Records excerpted from a collection:

►

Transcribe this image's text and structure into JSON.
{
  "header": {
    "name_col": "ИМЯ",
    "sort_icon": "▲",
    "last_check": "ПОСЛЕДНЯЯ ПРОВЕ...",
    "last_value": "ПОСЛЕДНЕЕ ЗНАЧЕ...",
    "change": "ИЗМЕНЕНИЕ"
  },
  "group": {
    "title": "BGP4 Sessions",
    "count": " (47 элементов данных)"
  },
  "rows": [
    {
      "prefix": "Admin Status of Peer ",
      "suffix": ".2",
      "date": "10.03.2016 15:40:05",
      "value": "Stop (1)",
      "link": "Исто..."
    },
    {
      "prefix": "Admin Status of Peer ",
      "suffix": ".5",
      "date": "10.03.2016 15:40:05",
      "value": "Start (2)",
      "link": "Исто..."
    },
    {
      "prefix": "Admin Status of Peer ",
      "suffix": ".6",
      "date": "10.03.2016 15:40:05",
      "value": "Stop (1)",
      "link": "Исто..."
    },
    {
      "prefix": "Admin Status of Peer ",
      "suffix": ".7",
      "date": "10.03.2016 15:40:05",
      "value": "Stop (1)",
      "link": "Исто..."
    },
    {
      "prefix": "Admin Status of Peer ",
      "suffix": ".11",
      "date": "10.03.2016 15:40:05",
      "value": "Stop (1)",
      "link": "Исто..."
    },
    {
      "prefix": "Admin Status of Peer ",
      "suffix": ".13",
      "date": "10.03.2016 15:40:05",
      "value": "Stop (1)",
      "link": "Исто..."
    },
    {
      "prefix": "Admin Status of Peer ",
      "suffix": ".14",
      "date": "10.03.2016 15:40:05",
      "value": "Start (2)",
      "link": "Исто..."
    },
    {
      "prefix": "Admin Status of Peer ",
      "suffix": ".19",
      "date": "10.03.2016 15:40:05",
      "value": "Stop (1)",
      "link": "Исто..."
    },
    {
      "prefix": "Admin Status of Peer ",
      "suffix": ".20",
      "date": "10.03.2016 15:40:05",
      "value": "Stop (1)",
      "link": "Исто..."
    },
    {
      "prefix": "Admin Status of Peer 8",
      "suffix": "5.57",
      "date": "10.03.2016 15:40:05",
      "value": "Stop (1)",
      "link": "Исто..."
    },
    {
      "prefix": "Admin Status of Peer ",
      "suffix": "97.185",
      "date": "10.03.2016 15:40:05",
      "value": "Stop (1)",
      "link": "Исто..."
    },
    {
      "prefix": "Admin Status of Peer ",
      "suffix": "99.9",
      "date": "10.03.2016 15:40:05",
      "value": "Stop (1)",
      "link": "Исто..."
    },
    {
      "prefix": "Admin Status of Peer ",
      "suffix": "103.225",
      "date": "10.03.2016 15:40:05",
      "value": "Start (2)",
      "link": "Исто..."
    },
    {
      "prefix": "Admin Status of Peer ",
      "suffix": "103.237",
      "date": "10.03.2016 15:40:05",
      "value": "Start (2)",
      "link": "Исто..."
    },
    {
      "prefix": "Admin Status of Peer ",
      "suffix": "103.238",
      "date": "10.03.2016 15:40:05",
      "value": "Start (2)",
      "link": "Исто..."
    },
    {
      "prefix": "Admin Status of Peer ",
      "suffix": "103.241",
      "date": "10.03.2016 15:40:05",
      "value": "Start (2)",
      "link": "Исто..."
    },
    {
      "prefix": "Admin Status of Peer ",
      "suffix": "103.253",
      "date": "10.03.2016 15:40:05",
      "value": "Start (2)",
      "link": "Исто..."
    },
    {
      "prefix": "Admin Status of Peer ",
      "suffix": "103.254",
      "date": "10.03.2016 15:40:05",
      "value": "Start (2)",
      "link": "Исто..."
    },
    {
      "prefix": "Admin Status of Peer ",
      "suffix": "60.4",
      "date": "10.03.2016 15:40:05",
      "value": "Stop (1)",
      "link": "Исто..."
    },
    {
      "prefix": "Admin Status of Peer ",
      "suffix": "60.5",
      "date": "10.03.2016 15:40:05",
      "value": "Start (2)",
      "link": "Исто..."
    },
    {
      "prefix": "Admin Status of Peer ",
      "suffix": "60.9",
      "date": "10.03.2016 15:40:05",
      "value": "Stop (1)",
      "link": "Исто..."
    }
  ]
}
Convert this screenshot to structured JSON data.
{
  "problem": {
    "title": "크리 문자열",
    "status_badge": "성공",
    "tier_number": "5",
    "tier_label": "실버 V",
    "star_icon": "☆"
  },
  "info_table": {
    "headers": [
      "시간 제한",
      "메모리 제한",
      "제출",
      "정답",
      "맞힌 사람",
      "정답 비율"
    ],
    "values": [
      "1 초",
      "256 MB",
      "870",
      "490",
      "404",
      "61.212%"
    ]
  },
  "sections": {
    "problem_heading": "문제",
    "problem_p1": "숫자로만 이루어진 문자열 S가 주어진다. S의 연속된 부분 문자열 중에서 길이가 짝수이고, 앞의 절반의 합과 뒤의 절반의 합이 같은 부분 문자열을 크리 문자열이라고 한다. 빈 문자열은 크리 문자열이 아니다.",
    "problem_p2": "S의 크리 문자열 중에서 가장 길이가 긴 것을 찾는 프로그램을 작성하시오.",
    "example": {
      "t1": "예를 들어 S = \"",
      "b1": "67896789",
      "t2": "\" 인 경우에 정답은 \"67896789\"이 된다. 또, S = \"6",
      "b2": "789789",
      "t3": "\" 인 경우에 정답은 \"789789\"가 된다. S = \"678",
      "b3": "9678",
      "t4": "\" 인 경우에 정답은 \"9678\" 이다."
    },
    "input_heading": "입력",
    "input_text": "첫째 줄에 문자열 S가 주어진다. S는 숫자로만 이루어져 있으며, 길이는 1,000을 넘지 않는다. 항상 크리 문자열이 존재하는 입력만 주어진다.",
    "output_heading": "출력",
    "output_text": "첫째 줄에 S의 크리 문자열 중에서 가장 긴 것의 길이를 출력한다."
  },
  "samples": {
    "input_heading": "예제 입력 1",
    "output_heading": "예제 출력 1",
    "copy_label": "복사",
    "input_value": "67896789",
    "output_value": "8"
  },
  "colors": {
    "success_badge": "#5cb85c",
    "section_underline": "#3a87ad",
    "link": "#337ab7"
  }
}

◄

Written problem: Where a line of the records above holds the word "this", copy that line.

Answer:
Transcribe this image's text and structure into JSON.
Convert this screenshot to structured JSON data.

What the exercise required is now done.